[Set problem] Pull out every line with the word "ARAUJO".

[Material]
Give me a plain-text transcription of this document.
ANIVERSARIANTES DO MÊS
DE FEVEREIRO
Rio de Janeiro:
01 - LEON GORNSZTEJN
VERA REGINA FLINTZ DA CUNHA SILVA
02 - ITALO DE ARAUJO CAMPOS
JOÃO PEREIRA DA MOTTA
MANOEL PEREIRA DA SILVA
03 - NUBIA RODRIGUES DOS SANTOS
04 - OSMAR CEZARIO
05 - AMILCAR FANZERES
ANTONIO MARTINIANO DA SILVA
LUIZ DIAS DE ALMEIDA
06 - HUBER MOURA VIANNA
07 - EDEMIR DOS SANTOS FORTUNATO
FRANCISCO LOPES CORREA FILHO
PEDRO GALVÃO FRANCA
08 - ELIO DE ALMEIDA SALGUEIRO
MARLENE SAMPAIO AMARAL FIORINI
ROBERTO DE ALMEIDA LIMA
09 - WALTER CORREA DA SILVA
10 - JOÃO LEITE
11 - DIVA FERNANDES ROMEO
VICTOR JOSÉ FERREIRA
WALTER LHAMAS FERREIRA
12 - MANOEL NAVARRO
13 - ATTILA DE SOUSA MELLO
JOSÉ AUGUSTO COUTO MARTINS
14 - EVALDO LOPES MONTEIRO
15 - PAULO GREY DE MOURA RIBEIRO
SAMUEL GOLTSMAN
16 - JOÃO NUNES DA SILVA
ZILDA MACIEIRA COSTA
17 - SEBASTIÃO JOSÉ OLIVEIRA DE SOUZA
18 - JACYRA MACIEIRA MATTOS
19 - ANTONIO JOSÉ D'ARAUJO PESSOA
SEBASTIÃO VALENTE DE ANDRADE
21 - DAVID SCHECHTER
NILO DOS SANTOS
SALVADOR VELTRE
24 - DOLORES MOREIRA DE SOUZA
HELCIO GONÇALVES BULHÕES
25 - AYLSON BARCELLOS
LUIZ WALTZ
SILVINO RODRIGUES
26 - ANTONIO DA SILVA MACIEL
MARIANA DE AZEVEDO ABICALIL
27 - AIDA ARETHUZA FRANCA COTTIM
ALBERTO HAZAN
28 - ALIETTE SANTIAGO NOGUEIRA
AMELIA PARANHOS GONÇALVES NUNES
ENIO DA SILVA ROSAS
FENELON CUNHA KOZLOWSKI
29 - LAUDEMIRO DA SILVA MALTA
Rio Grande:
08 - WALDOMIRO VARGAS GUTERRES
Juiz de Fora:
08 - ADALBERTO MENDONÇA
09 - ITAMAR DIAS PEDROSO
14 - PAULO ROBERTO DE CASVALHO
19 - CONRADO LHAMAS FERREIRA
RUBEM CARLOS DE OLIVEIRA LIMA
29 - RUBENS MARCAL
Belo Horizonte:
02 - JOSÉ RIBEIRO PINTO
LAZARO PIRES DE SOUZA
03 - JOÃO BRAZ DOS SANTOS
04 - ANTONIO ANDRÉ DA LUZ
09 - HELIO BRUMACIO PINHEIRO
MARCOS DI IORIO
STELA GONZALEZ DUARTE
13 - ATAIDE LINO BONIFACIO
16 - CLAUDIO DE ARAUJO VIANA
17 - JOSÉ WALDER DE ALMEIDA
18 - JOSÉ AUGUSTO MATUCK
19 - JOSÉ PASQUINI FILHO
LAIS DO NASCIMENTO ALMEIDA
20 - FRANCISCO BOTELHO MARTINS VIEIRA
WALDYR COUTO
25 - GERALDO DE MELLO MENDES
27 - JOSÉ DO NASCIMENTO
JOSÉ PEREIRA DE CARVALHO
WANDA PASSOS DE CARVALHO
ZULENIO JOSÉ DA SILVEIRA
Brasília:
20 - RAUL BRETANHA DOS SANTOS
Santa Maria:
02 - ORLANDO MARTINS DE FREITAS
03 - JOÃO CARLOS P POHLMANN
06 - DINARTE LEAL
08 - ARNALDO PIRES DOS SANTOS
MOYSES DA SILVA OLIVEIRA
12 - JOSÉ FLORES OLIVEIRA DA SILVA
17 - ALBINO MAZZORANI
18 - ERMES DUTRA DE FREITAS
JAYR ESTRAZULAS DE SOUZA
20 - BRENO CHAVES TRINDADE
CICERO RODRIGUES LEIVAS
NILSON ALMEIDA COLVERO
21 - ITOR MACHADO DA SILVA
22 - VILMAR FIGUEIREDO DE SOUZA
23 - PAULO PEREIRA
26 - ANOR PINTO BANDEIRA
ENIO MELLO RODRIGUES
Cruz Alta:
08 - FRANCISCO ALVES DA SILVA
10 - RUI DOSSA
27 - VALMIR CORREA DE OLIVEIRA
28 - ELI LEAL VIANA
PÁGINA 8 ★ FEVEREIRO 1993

[Reply to the exercise]
02 - ITALO DE ARAUJO CAMPOS
19 - ANTONIO JOSÉ D'ARAUJO PESSOA
16 - CLAUDIO DE ARAUJO VIANA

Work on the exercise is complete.